(Dataset items)
++++++++++++++++++++

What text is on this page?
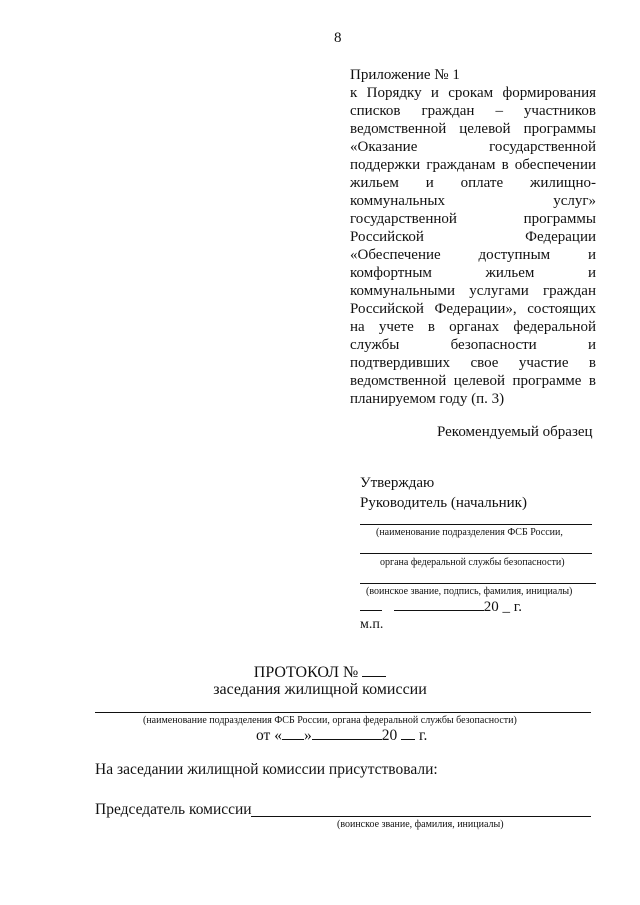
8
Приложение № 1
к Порядку и срокам формирования
списков граждан – участников
ведомственной целевой программы
«Оказание государственной
поддержки гражданам в обеспечении
жильем и оплате жилищно-
коммунальных услуг»
государственной программы
Российской Федерации
«Обеспечение доступным и
комфортным жильем и
коммунальными услугами граждан
Российской Федерации», состоящих
на учете в органах федеральной
службы безопасности и
подтвердивших свое участие в
ведомственной целевой программе в
планируемом году (п. 3)
Рекомендуемый образец
Утверждаю
Руководитель (начальник)
(наименование подразделения ФСБ России,
органа федеральной службы безопасности)
(воинское звание, подпись, фамилия, инициалы)
20 _ г.
м.п.
ПРОТОКОЛ №
заседания жилищной комиссии
(наименование подразделения ФСБ России, органа федеральной службы безопасности)
от « »	20 г.
На заседании жилищной комиссии присутствовали:
Председатель комиссии
(воинское звание, фамилия, инициалы)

++++++++++++++++++++

From the entries above, output every line exactly and omit any image.

What text is on this page?
8
Приложение № 1
к Порядку и срокам формирования
списков граждан – участников
ведомственной целевой программы
«Оказание государственной
поддержки гражданам в обеспечении
жильем и оплате жилищно-
коммунальных услуг»
государственной программы
Российской Федерации
«Обеспечение доступным и
комфортным жильем и
коммунальными услугами граждан
Российской Федерации», состоящих
на учете в органах федеральной
службы безопасности и
подтвердивших свое участие в
ведомственной целевой программе в
планируемом году (п. 3)
Рекомендуемый образец
Утверждаю
Руководитель (начальник)
(наименование подразделения ФСБ России,
органа федеральной службы безопасности)
(воинское звание, подпись, фамилия, инициалы)
20 _ г.
м.п.
ПРОТОКОЛ №
заседания жилищной комиссии
(наименование подразделения ФСБ России, органа федеральной службы безопасности)
от « »	20 г.
На заседании жилищной комиссии присутствовали:
Председатель комиссии
(воинское звание, фамилия, инициалы)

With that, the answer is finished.